### Records for the task
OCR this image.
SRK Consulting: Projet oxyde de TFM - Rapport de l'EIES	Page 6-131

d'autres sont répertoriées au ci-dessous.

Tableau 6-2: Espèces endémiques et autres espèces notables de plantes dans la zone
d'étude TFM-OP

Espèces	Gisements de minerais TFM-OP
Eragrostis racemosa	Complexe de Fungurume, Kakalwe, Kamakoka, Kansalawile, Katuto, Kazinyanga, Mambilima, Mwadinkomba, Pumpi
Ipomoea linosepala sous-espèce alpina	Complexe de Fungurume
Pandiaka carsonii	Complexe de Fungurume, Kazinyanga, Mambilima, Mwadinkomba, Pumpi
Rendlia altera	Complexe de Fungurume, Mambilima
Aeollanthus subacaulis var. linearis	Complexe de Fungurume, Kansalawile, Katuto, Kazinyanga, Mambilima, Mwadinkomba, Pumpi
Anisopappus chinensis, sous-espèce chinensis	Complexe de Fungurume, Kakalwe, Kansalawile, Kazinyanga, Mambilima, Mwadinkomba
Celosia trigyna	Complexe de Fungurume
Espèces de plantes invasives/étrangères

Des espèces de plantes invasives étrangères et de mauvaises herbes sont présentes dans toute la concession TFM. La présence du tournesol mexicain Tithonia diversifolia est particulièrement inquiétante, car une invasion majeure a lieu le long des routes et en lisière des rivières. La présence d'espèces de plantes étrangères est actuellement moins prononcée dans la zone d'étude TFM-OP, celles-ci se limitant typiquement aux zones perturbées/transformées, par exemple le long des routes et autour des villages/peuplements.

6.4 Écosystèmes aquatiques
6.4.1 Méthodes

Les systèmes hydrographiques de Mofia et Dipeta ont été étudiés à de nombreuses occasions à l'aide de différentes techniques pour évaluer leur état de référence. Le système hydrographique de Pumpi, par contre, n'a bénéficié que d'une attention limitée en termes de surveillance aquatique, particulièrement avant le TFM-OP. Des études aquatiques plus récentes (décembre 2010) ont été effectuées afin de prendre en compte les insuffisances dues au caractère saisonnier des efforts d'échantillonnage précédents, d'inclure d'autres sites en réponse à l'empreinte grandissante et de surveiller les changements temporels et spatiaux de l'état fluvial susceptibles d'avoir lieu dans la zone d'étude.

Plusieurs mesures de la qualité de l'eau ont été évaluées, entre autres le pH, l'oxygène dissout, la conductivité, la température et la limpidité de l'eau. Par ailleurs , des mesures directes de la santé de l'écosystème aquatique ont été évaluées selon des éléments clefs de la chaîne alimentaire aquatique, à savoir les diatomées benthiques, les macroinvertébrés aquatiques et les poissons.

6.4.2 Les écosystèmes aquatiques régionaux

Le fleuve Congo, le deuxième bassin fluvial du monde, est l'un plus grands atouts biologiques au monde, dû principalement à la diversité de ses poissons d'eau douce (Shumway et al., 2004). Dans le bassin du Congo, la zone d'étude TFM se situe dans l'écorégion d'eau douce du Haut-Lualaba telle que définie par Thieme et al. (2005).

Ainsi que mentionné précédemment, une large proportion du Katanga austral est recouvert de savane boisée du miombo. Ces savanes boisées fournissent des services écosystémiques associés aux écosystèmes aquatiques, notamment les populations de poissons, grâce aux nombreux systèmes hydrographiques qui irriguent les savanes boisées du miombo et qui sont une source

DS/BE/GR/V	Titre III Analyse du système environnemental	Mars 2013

### Required task
Only lines holding the string "hydrographiques" are wanted; gather each one from the entries above.

### Full response
Les systèmes hydrographiques de Mofia et Dipeta ont été étudiés à de nombreuses occasions à l'aide de différentes techniques pour évaluer leur état de référence. Le système hydrographique de Pumpi, par contre, n'a bénéficié que d'une attention limitée en termes de surveillance aquatique, particulièrement avant le TFM-OP. Des études aquatiques plus récentes (décembre 2010) ont été effectuées afin de prendre en compte les insuffisances dues au caractère saisonnier des efforts d'échantillonnage précédents, d'inclure d'autres sites en réponse à l'empreinte grandissante et de surveiller les changements temporels et spatiaux de l'état fluvial susceptibles d'avoir lieu dans la zone d'étude.
Ainsi que mentionné précédemment, une large proportion du Katanga austral est recouvert de savane boisée du miombo. Ces savanes boisées fournissent des services écosystémiques associés aux écosystèmes aquatiques, notamment les populations de poissons, grâce aux nombreux systèmes hydrographiques qui irriguent les savanes boisées du miombo et qui sont une source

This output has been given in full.